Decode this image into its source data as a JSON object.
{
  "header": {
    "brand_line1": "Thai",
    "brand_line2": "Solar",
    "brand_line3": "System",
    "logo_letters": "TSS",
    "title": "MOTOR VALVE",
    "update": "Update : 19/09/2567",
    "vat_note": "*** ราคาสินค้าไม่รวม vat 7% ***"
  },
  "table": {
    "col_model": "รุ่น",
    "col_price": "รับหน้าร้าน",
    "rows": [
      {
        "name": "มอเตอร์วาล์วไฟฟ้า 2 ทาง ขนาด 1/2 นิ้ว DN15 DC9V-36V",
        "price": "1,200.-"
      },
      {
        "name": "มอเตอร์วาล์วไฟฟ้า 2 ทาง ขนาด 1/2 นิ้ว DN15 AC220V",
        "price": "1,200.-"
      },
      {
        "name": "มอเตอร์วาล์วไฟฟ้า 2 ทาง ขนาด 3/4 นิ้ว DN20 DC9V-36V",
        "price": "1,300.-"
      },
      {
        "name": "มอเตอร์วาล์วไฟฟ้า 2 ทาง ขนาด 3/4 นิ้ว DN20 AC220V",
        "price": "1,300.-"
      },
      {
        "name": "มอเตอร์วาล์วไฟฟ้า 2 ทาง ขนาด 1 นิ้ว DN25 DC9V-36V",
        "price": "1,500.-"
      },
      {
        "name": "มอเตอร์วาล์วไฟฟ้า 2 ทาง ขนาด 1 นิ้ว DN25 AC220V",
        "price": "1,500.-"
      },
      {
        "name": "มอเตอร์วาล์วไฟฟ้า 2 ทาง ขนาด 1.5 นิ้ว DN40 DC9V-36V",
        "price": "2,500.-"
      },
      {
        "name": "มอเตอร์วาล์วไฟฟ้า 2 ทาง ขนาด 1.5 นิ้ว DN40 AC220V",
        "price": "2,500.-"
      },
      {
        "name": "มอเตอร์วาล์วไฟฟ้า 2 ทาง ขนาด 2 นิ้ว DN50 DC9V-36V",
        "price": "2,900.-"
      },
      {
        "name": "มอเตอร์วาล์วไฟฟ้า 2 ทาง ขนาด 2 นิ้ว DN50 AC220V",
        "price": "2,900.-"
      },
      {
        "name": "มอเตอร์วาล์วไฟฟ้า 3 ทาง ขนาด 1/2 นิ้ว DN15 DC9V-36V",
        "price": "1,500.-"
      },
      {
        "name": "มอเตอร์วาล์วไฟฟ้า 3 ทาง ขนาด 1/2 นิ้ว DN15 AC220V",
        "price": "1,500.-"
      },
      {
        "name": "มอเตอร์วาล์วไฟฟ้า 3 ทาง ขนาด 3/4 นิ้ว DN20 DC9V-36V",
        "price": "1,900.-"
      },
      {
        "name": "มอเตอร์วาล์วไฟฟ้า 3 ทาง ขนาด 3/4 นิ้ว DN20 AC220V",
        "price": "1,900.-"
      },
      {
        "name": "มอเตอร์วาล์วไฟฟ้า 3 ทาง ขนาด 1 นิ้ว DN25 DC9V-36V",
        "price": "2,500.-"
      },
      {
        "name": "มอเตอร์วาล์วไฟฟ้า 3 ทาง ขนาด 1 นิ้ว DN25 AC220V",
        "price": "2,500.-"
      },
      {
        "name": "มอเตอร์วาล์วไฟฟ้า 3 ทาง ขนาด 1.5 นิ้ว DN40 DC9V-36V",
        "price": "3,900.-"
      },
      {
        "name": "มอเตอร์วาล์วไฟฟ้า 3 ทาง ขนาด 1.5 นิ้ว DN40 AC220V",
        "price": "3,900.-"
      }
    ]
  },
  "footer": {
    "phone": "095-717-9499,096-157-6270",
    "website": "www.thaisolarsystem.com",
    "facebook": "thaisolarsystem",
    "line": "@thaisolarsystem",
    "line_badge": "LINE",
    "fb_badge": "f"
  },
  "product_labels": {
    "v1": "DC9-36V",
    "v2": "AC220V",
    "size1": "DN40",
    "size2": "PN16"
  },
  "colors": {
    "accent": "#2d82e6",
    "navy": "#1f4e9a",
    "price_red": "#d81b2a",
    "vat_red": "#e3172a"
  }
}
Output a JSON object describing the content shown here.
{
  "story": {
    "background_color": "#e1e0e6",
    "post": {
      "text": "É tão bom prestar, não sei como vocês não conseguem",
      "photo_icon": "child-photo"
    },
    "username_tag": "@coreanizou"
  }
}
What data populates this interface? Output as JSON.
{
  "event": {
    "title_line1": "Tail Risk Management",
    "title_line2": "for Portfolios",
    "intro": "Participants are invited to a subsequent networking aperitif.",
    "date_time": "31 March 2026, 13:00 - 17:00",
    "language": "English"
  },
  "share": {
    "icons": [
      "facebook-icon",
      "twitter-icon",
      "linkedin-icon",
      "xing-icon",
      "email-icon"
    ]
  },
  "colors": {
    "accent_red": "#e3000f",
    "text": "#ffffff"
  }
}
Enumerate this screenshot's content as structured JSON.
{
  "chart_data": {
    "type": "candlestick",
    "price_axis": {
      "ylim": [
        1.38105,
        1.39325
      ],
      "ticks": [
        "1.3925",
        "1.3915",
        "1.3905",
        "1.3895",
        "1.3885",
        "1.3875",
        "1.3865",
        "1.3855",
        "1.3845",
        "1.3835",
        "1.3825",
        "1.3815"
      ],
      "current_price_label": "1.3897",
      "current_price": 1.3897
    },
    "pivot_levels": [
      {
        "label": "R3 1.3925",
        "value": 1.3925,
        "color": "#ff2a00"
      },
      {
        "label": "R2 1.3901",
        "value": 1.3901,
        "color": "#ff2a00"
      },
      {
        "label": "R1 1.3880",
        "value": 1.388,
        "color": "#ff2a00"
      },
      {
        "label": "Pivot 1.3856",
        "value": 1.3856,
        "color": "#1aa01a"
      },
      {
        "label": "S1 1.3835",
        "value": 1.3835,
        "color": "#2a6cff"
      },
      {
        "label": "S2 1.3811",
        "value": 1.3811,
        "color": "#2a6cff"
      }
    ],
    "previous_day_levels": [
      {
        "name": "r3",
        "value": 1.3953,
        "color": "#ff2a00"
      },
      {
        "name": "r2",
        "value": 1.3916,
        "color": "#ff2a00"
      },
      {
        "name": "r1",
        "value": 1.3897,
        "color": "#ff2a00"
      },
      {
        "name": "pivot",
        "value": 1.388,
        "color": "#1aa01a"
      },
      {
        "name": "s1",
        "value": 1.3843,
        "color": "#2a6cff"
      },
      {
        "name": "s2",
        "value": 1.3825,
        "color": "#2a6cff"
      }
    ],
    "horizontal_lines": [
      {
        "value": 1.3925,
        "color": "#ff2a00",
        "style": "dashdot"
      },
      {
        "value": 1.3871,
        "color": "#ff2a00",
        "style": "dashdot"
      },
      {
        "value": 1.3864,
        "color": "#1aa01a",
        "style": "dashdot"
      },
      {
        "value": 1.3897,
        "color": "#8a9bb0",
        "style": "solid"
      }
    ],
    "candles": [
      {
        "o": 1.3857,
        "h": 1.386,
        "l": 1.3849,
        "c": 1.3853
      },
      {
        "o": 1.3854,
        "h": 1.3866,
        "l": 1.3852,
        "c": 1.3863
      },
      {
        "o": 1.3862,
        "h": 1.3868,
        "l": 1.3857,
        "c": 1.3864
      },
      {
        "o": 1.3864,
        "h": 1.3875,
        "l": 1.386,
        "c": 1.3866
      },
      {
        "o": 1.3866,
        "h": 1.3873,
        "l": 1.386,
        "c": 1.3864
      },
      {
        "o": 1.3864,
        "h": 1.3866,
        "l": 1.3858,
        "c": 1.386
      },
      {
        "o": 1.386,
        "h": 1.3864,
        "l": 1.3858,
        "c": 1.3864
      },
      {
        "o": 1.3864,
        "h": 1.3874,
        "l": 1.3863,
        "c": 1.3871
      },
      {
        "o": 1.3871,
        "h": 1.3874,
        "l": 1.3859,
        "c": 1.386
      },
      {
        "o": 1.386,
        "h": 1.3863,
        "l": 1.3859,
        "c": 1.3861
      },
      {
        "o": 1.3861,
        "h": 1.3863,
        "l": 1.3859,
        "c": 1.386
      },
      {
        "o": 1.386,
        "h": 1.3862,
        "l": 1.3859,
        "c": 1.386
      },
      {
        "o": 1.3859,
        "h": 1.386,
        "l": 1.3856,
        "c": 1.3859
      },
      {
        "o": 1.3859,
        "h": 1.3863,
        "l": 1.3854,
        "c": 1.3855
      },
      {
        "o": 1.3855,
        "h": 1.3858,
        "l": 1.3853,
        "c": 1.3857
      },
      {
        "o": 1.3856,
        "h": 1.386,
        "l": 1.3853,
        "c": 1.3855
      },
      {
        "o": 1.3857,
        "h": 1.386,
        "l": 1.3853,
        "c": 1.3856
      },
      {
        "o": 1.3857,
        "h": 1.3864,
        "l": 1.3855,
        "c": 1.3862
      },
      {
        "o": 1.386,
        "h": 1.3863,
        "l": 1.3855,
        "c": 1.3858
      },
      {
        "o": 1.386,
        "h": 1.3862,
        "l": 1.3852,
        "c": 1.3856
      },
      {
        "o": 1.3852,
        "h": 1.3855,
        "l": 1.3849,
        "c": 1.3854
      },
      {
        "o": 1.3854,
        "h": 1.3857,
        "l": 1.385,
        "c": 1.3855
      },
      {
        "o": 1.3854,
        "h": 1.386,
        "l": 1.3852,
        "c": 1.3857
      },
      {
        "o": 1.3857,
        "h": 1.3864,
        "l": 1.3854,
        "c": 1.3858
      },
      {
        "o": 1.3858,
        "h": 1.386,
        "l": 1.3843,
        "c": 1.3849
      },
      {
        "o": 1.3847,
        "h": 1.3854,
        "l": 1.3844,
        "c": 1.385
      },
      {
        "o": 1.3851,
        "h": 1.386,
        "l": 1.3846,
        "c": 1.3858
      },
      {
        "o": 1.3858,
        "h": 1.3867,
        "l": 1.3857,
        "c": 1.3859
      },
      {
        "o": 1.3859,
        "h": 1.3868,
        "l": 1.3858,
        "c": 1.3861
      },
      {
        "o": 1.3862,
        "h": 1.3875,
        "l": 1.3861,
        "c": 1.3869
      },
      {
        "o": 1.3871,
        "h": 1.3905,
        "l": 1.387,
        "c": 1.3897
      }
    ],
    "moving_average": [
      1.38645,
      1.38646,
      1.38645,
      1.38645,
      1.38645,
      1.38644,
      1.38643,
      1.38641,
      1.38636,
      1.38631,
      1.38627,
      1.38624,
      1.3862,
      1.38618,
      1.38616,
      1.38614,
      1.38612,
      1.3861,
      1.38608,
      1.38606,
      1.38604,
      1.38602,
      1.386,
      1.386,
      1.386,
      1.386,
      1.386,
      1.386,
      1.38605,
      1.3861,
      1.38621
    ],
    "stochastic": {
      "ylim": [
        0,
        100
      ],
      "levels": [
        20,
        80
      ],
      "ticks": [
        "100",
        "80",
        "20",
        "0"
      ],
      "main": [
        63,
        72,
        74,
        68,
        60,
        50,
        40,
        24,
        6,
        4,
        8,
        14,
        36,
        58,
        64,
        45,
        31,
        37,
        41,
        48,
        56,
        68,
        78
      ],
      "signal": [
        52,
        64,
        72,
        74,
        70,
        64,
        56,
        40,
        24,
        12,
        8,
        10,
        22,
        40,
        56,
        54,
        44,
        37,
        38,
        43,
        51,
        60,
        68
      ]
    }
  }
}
※
In the entries above, find each line with the word "this" and show it.

* _The output_:
Decode this image into its source data as a JSON object.
What data populates this interface? Output as JSON.
Enumerate this screenshot's content as structured JSON.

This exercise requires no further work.